> TEXT EXCERPT:
User experience (UX) research is important for learning about your users and their behavior. It gives you insight into why people use your products and why they pay for it, enabling you to improve your products and deliver more value.

If you’re not sure what UX research is, you can read this explainer: What is User Experience Research?

But when doing UX research, you’ll quickly run into some problems that can reduce the impact it could have on the organization.

Problems when doing UX research

  • Research turns into a huge pile of notes and reports. It becomes very hard to extract any insight from your research as you have to read through it all to find some patterns.
  • Research is spread out over multiple people and stored in multiple places, making it hard to access it.
  • Research gets lost (in shared drives, powerpoint presentations, Teams messages, emails, etc).
  • Research is not distributed well inside the organization, so it doesn’t stay top-of-mind with decision-makers.

Research is pointless if it doesn’t help in making better decisions

Solution: the research repository

A research repository is the single place where you store all your UX research. This enables you to organize and analyze it all together and distribute it neatly throughout your organization.

> MATERIAL SUPPLIED:
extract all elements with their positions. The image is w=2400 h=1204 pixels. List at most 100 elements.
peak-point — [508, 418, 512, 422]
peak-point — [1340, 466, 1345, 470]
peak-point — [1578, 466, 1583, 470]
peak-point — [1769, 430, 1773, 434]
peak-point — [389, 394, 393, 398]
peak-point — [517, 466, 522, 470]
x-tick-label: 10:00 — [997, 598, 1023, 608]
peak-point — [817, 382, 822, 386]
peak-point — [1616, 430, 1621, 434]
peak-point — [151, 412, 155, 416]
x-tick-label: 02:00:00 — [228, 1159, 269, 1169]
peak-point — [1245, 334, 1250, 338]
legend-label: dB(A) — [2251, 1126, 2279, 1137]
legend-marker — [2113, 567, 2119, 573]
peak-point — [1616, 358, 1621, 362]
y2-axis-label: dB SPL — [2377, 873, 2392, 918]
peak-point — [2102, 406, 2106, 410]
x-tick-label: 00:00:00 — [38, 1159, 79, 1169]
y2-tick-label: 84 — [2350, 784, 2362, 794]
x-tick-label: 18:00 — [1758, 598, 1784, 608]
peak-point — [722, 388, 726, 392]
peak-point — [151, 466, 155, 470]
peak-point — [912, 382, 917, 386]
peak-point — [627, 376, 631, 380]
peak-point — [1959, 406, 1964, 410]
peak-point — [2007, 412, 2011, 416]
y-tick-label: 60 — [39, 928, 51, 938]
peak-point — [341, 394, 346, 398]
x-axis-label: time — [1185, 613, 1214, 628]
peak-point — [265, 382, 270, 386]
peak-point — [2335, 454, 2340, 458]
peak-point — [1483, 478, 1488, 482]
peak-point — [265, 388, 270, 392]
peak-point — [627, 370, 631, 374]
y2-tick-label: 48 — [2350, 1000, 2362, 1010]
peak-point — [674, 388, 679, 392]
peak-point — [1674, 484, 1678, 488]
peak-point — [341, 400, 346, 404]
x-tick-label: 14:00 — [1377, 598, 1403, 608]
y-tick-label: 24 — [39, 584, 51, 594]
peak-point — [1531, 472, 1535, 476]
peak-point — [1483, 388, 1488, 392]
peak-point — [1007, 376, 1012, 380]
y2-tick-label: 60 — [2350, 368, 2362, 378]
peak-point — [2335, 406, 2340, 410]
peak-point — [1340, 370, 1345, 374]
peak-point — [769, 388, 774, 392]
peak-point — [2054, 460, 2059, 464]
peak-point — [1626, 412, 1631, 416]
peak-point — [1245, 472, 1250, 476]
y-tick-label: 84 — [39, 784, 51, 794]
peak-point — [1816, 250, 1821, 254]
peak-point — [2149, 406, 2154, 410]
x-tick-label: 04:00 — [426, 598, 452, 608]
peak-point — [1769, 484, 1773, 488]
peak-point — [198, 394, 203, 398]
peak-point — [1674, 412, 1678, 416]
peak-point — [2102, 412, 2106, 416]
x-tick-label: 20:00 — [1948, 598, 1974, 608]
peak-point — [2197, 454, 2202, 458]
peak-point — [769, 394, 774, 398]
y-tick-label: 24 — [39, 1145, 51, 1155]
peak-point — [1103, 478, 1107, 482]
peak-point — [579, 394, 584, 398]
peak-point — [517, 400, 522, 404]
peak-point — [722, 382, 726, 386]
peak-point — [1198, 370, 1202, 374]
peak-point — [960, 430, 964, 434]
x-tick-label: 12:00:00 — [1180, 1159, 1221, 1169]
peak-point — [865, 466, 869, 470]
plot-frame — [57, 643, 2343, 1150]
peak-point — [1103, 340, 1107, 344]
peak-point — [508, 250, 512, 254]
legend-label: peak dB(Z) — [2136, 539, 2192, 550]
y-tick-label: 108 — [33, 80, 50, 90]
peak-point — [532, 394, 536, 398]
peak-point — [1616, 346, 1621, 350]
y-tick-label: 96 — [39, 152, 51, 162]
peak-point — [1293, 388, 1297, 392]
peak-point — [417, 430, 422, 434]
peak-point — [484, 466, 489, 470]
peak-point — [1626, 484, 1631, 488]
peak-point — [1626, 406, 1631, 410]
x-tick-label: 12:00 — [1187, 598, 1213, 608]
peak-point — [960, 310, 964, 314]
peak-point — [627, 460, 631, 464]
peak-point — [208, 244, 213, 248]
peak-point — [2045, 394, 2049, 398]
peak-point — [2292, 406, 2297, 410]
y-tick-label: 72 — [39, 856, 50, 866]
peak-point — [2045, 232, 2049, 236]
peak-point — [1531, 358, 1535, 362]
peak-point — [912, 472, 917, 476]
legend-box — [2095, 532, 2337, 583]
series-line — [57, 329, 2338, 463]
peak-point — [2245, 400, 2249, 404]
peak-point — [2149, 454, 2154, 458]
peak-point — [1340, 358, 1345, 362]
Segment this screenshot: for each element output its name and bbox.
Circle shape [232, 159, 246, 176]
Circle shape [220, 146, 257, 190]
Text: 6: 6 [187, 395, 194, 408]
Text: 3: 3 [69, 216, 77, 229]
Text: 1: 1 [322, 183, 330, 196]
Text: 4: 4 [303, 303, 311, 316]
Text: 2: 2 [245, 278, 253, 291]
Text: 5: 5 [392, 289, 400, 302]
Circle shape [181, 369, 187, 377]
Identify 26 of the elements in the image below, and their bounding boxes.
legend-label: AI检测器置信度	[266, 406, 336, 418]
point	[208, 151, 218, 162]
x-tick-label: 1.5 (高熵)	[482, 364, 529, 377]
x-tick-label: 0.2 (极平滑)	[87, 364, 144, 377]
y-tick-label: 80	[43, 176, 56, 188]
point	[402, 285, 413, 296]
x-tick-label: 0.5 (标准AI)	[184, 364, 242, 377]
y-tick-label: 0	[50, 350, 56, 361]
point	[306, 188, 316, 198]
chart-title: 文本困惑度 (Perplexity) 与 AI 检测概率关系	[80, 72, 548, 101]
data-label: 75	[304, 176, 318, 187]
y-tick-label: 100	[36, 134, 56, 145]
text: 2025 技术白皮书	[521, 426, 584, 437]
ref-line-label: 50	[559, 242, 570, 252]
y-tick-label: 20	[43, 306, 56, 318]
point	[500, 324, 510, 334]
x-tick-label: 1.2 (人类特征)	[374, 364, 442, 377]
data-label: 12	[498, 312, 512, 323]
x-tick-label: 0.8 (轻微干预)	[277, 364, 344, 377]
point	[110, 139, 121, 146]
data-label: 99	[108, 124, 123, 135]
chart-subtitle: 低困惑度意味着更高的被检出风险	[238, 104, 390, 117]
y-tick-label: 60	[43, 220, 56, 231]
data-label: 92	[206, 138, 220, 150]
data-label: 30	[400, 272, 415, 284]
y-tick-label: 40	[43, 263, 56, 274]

> TASK A:
Please copy the records from their first line up to and including the line with "x-tick-label: 10:00 — [997, 598, 1023, 608]", replacing "peak-point" with "peak-marker" and changing nothing else.
> TASK B:
Extend the text on UX research repositories past its final sentence.
The text and the records are separate, unrelated material.

> RIGHT ANSWER A:
extract all elements with their positions. The image is w=2400 h=1204 pixels. List at most 100 elements.
peak-marker — [508, 418, 512, 422]
peak-marker — [1340, 466, 1345, 470]
peak-marker — [1578, 466, 1583, 470]
peak-marker — [1769, 430, 1773, 434]
peak-marker — [389, 394, 393, 398]
peak-marker — [517, 466, 522, 470]
x-tick-label: 10:00 — [997, 598, 1023, 608]

> RIGHT ANSWER B:
  • Everything can be found in one place
  • It enables you to tag notes and analyze them, so you can find patterns across research notes and across projects
  • Research insights from old projects can be found and reused in new projects
  • Having it all organized together makes it simpler to distribute insights inside your organization and influence decision making with solid research

There’s also some nice additional benefits:

  • Onboarding of new employees gets easier. When you’re starting a new job the amount of information can be overwhelming. It helps if there’s a one-stop-shop for all the UX research that can be browsed through.
  • Biases in your research become more clear, e.g. “We heard a lot of praise about feature X, but we now see that we only spoke with advanced users with considerable technical knowledge”
  • It enables you to standardize and speed up UX research. Your research repository can contain documentation on how to conduct research using different methods and on how to analyze the results. Standardizing your research also opens up possibilities like recording interviews and automatically transcribing them through connected transcription services so you won’t have to take notes anymore.

A research repository enables you to extract maximum value from your UX research

I would recommend Dovetail if you’re just starting out with your first UX research repository. I’m not sponsored by them, just a happy user.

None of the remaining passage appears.